**Listing:**
--- start ---

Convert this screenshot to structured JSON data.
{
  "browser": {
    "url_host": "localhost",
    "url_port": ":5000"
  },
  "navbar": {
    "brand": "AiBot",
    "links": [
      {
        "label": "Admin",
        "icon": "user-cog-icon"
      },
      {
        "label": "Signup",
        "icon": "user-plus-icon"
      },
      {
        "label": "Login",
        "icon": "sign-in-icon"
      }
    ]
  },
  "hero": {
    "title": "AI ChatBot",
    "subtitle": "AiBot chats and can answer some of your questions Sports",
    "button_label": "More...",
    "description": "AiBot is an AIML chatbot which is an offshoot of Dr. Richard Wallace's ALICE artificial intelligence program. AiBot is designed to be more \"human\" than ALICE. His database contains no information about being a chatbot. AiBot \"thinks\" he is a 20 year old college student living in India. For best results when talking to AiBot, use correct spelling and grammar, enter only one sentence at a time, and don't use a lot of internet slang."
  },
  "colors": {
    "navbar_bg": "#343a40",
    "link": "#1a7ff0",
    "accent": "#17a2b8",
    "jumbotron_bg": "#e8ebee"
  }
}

--- end ---

**Written problem:** Report how many lines hold the string "icon", giving the number and nothing else.

**The completed task:** 3